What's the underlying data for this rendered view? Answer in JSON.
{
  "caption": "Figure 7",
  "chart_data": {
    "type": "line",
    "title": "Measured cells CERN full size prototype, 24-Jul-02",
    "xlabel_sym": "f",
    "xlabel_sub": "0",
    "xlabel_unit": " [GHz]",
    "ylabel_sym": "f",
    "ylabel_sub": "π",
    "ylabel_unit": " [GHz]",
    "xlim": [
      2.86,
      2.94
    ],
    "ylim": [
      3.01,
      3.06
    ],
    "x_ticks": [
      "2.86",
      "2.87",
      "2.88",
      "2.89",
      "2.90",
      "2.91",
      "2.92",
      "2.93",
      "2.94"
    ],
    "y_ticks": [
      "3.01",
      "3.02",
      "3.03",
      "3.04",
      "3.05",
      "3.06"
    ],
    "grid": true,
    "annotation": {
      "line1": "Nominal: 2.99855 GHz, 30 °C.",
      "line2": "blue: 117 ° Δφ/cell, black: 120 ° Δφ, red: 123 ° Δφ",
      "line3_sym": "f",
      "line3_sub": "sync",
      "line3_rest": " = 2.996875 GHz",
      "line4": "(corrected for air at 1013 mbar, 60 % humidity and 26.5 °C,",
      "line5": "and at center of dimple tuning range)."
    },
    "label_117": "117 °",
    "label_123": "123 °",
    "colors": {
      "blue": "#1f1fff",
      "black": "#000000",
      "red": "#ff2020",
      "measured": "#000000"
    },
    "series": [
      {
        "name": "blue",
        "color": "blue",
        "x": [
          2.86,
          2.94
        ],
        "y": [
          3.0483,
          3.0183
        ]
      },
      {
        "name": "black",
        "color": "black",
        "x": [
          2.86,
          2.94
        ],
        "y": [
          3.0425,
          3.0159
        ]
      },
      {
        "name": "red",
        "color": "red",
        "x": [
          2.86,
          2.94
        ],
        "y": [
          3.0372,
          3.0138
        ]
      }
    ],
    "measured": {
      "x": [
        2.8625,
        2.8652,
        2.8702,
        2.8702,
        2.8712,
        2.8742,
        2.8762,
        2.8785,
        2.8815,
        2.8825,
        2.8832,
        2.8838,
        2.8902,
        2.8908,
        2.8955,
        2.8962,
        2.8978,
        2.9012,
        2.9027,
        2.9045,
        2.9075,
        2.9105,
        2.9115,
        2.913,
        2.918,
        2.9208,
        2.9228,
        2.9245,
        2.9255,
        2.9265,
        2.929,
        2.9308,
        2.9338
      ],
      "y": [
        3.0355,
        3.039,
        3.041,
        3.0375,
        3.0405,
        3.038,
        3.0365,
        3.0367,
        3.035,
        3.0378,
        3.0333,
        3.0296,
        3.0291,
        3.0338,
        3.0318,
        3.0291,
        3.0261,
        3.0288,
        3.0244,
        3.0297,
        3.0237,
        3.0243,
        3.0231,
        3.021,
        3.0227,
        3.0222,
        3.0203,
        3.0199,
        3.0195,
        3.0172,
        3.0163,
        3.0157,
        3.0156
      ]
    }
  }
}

* **AIM OF THE EXERCISE**: Extract the full listing above without alteration.

* **RESPONSE AREA**:
What's the underlying data for this rendered view? Answer in JSON.
{
  "caption": "Figure 7",
  "chart_data": {
    "type": "line",
    "title": "Measured cells CERN full size prototype, 24-Jul-02",
    "xlabel_sym": "f",
    "xlabel_sub": "0",
    "xlabel_unit": " [GHz]",
    "ylabel_sym": "f",
    "ylabel_sub": "π",
    "ylabel_unit": " [GHz]",
    "xlim": [
      2.86,
      2.94
    ],
    "ylim": [
      3.01,
      3.06
    ],
    "x_ticks": [
      "2.86",
      "2.87",
      "2.88",
      "2.89",
      "2.90",
      "2.91",
      "2.92",
      "2.93",
      "2.94"
    ],
    "y_ticks": [
      "3.01",
      "3.02",
      "3.03",
      "3.04",
      "3.05",
      "3.06"
    ],
    "grid": true,
    "annotation": {
      "line1": "Nominal: 2.99855 GHz, 30 °C.",
      "line2": "blue: 117 ° Δφ/cell, black: 120 ° Δφ, red: 123 ° Δφ",
      "line3_sym": "f",
      "line3_sub": "sync",
      "line3_rest": " = 2.996875 GHz",
      "line4": "(corrected for air at 1013 mbar, 60 % humidity and 26.5 °C,",
      "line5": "and at center of dimple tuning range)."
    },
    "label_117": "117 °",
    "label_123": "123 °",
    "colors": {
      "blue": "#1f1fff",
      "black": "#000000",
      "red": "#ff2020",
      "measured": "#000000"
    },
    "series": [
      {
        "name": "blue",
        "color": "blue",
        "x": [
          2.86,
          2.94
        ],
        "y": [
          3.0483,
          3.0183
        ]
      },
      {
        "name": "black",
        "color": "black",
        "x": [
          2.86,
          2.94
        ],
        "y": [
          3.0425,
          3.0159
        ]
      },
      {
        "name": "red",
        "color": "red",
        "x": [
          2.86,
          2.94
        ],
        "y": [
          3.0372,
          3.0138
        ]
      }
    ],
    "measured": {
      "x": [
        2.8625,
        2.8652,
        2.8702,
        2.8702,
        2.8712,
        2.8742,
        2.8762,
        2.8785,
        2.8815,
        2.8825,
        2.8832,
        2.8838,
        2.8902,
        2.8908,
        2.8955,
        2.8962,
        2.8978,
        2.9012,
        2.9027,
        2.9045,
        2.9075,
        2.9105,
        2.9115,
        2.913,
        2.918,
        2.9208,
        2.9228,
        2.9245,
        2.9255,
        2.9265,
        2.929,
        2.9308,
        2.9338
      ],
      "y": [
        3.0355,
        3.039,
        3.041,
        3.0375,
        3.0405,
        3.038,
        3.0365,
        3.0367,
        3.035,
        3.0378,
        3.0333,
        3.0296,
        3.0291,
        3.0338,
        3.0318,
        3.0291,
        3.0261,
        3.0288,
        3.0244,
        3.0297,
        3.0237,
        3.0243,
        3.0231,
        3.021,
        3.0227,
        3.0222,
        3.0203,
        3.0199,
        3.0195,
        3.0172,
        3.0163,
        3.0157,
        3.0156
      ]
    }
  }
}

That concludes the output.